— Begin —

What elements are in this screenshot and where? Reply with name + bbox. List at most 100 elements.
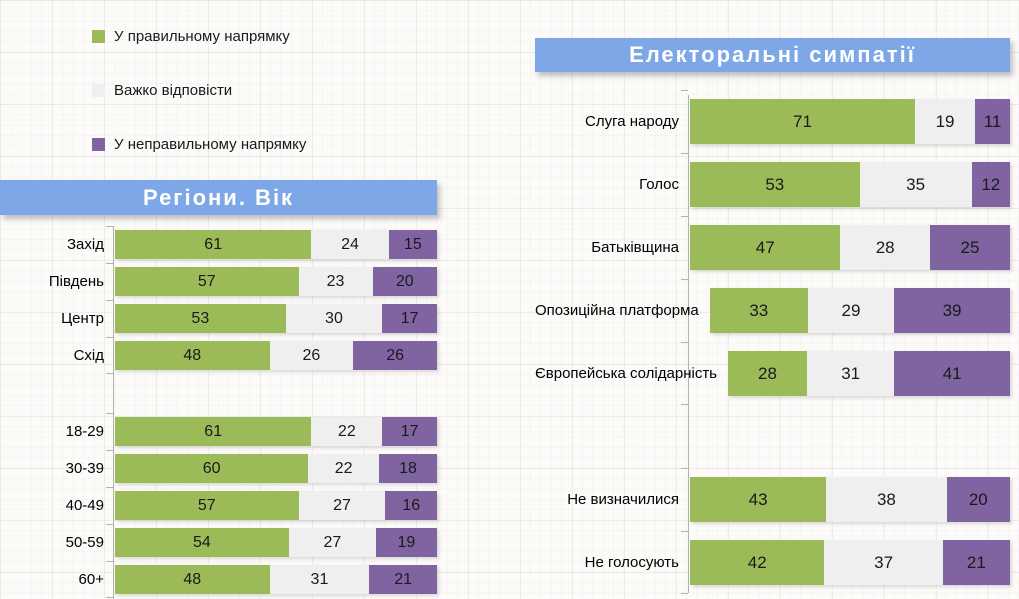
bar-segment-positive: 57: [115, 267, 299, 296]
bar-track: 47 28 25: [690, 225, 1010, 270]
bar-segment-neutral: 28: [840, 225, 930, 270]
bar-segment-positive: 54: [115, 528, 289, 557]
bar-segment-positive: 61: [115, 230, 312, 259]
legend-swatch-neutral: [92, 84, 105, 97]
bar-value: 35: [906, 174, 926, 194]
bar-value: 27: [333, 496, 351, 514]
bar-value: 24: [341, 235, 359, 253]
bar-segment-positive: 48: [115, 565, 270, 594]
bar-segment-neutral: 31: [806, 351, 895, 396]
bar-chart-electoral-sympathies: Слуга народу 71 19 11 Голос 53 35 12 Батьківщина…: [535, 90, 1010, 594]
bar-segment-positive: 61: [115, 417, 312, 446]
bar-segment-positive: 47: [690, 225, 841, 270]
bar-row: Схід 48 26 26: [0, 337, 437, 374]
bar-row: Європейська солідарність 28 31 41: [535, 342, 1010, 405]
bar-segment-negative: 26: [353, 341, 437, 370]
bar-track: 43 38 20: [690, 477, 1010, 522]
bar-segment-negative: 16: [385, 491, 437, 520]
bar-value: 31: [841, 363, 861, 383]
bar-segment-positive: 33: [709, 288, 808, 333]
bar-value: 53: [765, 174, 785, 194]
bar-value: 37: [874, 552, 894, 572]
bar-row: Захід 61 24 15: [0, 226, 437, 259]
bar-segment-negative: 19: [375, 528, 437, 557]
category-axis: [113, 226, 114, 599]
bar-segment-neutral: 23: [298, 267, 373, 296]
bar-segment-positive: 57: [115, 491, 299, 520]
bar-segment-positive: 60: [115, 454, 309, 483]
bar-track: 33 29 39: [709, 288, 1010, 333]
bar-segment-negative: 18: [379, 454, 437, 483]
bar-segment-positive: 42: [690, 540, 825, 585]
bar-segment-negative: 20: [946, 477, 1010, 522]
bar-track: 48 26 26: [115, 341, 437, 370]
bar-value: 21: [966, 552, 986, 572]
legend-label-neutral: Важко відповісти: [114, 82, 233, 99]
bar-track: 48 31 21: [115, 565, 437, 594]
bar-segment-negative: 17: [382, 304, 437, 333]
bar-segment-neutral: 22: [308, 454, 380, 483]
bar-value: 31: [310, 570, 329, 588]
panel-regions-age: Регіони. Вік Захід 61 24 15 Південь 57 23 20 Цен…: [0, 180, 437, 599]
category-label: Батьківщина: [591, 239, 679, 256]
bar-value: 61: [204, 422, 223, 440]
legend-label-negative: У неправильному напрямку: [114, 136, 307, 153]
category-label: 60+: [78, 571, 104, 588]
category-label: Не голосують: [584, 554, 679, 571]
bar-value: 48: [183, 346, 202, 364]
section-spacer: [535, 414, 1010, 477]
category-label: Південь: [48, 273, 104, 290]
bar-segment-positive: 71: [690, 99, 915, 144]
bar-segment-negative: 21: [942, 540, 1010, 585]
category-label: Голос: [639, 176, 679, 193]
legend-item-negative: У неправильному напрямку: [92, 136, 306, 153]
bar-row: 30-39 60 22 18: [0, 450, 437, 483]
bar-track: 57 23 20: [115, 267, 437, 296]
category-label: Центр: [61, 310, 104, 327]
bar-track: 71 19 11: [690, 99, 1010, 144]
bar-value: 57: [197, 272, 216, 290]
bar-segment-positive: 28: [728, 351, 807, 396]
bar-value: 61: [204, 235, 223, 253]
bar-value: 25: [960, 237, 980, 257]
category-label: Захід: [67, 236, 104, 253]
bar-value: 22: [337, 422, 356, 440]
bar-value: 18: [399, 459, 417, 477]
bar-row: 40-49 57 27 16: [0, 487, 437, 520]
bar-segment-negative: 20: [372, 267, 437, 296]
bar-row: Голос 53 35 12: [535, 153, 1010, 207]
legend-swatch-negative: [92, 138, 105, 151]
bar-value: 41: [942, 363, 962, 383]
bar-row: Опозиційна платформа 33 29 39: [535, 279, 1010, 333]
bar-segment-neutral: 29: [807, 288, 895, 333]
bar-segment-negative: 11: [975, 99, 1010, 144]
chart-title: Електоральні симпатії: [629, 42, 916, 67]
bar-value: 48: [183, 570, 202, 588]
bar-value: 28: [758, 363, 777, 383]
bar-segment-positive: 48: [115, 341, 270, 370]
bar-value: 21: [394, 570, 413, 588]
legend: У правильному напрямку Важко відповісти …: [92, 28, 306, 190]
bar-track: 54 27 19: [115, 528, 437, 557]
bar-segment-positive: 53: [115, 304, 286, 333]
category-label: Схід: [73, 347, 104, 364]
bar-row: Слуга народу 71 19 11: [535, 90, 1010, 144]
bar-value: 47: [755, 237, 775, 257]
bar-track: 42 37 21: [690, 540, 1010, 585]
bar-value: 15: [403, 235, 422, 253]
bar-segment-neutral: 31: [269, 565, 370, 594]
bar-value: 17: [400, 422, 419, 440]
bar-value: 39: [942, 300, 962, 320]
bar-segment-neutral: 24: [311, 230, 389, 259]
bar-row: 60+ 48 31 21: [0, 561, 437, 598]
category-label: Не визначилися: [567, 491, 679, 508]
bar-track: 61 22 17: [115, 417, 437, 446]
bar-segment-neutral: 35: [859, 162, 972, 207]
bar-segment-negative: 25: [929, 225, 1010, 270]
bar-value: 29: [841, 300, 861, 320]
bar-row: Не голосують 42 37 21: [535, 531, 1010, 594]
chart-title: Регіони. Вік: [142, 185, 295, 210]
category-axis: [688, 95, 689, 593]
bar-row: 50-59 54 27 19: [0, 524, 437, 557]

— End —

## WHAT IS BEING ASKED
Retype the material from the line with "bar-segment-positive: 57: [115, 267, 299, 296]" up to and including the line with "bar-value: 27: [333, 496, 351, 514]".

## EXERCISE ANSWER
bar-segment-positive: 57: [115, 267, 299, 296]
bar-track: 47 28 25: [690, 225, 1010, 270]
bar-segment-neutral: 28: [840, 225, 930, 270]
bar-segment-positive: 54: [115, 528, 289, 557]
bar-segment-positive: 61: [115, 230, 312, 259]
legend-swatch-neutral: [92, 84, 105, 97]
bar-value: 35: [906, 174, 926, 194]
bar-value: 27: [333, 496, 351, 514]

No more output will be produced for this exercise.